Pick out each line with the word "Average" from the material that follows.

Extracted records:
━━━━━━━━━━━━━━━━━━━━

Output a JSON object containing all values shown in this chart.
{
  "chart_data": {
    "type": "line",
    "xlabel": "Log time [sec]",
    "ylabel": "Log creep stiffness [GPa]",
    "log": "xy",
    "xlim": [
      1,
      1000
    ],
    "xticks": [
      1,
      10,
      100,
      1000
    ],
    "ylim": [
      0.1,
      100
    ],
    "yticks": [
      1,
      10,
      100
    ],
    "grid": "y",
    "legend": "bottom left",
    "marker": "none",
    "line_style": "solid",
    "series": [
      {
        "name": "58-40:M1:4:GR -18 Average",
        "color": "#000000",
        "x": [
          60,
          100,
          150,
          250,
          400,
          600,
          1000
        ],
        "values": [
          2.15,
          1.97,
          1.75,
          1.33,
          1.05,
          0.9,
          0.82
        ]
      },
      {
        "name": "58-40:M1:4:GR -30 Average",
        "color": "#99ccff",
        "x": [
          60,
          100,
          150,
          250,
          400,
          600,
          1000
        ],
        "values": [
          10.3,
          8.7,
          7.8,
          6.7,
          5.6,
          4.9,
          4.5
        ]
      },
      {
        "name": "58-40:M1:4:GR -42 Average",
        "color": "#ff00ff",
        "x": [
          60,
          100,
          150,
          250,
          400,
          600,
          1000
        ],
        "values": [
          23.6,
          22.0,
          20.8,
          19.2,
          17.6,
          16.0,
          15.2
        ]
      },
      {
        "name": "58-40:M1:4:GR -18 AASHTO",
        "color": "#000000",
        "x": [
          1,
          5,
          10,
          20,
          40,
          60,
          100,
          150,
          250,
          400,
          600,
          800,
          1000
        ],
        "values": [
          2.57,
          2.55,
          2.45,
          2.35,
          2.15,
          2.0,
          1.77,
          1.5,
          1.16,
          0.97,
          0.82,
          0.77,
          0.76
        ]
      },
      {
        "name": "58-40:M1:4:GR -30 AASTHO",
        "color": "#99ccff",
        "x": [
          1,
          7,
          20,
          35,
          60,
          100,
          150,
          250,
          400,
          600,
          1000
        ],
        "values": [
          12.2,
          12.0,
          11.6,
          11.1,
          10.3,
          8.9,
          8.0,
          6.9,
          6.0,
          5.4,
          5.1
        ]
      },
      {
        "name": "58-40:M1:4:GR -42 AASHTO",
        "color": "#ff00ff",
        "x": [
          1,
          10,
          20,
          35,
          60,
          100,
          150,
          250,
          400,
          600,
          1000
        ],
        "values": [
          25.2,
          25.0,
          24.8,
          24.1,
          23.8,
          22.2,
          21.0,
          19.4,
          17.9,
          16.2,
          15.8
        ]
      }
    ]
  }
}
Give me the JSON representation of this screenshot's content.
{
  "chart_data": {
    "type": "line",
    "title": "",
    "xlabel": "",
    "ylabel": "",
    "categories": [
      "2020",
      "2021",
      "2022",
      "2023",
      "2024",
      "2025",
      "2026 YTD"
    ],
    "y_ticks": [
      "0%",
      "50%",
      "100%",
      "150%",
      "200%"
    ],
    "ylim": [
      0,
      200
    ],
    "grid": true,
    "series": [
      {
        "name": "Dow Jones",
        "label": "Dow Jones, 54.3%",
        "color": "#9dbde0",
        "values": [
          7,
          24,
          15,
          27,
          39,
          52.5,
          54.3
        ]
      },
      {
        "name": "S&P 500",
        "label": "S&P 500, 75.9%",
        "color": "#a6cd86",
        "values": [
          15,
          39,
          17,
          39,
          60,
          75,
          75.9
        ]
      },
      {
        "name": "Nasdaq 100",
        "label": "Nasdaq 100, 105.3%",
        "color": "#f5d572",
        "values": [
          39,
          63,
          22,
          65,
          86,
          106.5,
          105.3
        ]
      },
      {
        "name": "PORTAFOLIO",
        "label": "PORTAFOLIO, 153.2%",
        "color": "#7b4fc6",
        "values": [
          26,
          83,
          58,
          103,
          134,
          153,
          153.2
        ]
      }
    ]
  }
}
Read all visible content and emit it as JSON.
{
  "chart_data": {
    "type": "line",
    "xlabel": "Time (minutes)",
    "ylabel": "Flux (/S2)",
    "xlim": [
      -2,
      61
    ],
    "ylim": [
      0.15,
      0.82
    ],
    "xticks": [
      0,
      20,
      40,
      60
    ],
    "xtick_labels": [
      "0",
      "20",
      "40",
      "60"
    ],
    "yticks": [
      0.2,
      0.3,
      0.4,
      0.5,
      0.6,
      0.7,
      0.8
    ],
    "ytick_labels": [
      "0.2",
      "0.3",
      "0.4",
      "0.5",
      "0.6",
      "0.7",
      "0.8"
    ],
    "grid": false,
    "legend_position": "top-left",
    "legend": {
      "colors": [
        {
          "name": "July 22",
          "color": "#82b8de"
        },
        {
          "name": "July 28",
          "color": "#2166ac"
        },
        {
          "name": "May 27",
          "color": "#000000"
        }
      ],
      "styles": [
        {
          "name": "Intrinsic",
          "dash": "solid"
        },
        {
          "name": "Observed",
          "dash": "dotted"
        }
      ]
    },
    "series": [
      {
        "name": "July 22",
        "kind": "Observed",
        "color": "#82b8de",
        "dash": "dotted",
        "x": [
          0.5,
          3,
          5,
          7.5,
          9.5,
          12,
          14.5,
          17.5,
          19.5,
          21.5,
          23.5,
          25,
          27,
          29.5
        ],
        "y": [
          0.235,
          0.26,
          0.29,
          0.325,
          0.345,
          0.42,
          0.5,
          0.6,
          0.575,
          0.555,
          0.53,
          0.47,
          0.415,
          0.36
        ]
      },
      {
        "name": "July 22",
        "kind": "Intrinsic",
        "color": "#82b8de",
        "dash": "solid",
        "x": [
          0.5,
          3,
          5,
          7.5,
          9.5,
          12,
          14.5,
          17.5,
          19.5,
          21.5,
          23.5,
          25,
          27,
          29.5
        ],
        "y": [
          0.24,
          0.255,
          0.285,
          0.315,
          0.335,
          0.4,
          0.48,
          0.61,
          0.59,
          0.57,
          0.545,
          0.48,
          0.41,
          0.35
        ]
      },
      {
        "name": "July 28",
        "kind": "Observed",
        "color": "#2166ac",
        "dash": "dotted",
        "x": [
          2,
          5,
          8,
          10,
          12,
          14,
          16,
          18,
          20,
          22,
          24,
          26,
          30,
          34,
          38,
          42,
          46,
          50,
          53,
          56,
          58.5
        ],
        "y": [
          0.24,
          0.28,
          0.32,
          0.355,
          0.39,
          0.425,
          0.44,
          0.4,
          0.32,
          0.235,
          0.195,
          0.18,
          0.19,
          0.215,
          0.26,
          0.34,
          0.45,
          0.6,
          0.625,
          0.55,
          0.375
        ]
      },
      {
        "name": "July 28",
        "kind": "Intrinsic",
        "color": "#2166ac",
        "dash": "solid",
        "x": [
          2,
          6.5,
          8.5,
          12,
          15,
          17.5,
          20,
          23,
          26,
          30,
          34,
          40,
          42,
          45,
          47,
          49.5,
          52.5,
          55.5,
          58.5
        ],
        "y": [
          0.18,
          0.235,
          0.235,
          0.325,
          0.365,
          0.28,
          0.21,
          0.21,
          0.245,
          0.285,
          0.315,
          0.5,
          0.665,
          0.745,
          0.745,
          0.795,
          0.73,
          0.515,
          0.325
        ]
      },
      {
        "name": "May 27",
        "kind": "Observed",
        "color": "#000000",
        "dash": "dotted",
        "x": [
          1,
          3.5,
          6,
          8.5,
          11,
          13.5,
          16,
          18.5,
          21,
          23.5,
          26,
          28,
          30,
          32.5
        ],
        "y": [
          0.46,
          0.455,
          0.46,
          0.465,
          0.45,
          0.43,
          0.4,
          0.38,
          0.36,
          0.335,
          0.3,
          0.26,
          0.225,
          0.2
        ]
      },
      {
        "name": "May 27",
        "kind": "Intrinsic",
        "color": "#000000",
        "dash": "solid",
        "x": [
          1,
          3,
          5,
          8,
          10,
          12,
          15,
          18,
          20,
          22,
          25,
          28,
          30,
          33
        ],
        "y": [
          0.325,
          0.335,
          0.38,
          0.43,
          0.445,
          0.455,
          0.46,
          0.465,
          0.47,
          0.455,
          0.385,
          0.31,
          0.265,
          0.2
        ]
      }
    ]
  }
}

━━━━━━━━━━━━━━━━━━━━

## THE RESPONSE
        "name": "58-40:M1:4:GR -18 Average",
        "name": "58-40:M1:4:GR -30 Average",
        "name": "58-40:M1:4:GR -42 Average",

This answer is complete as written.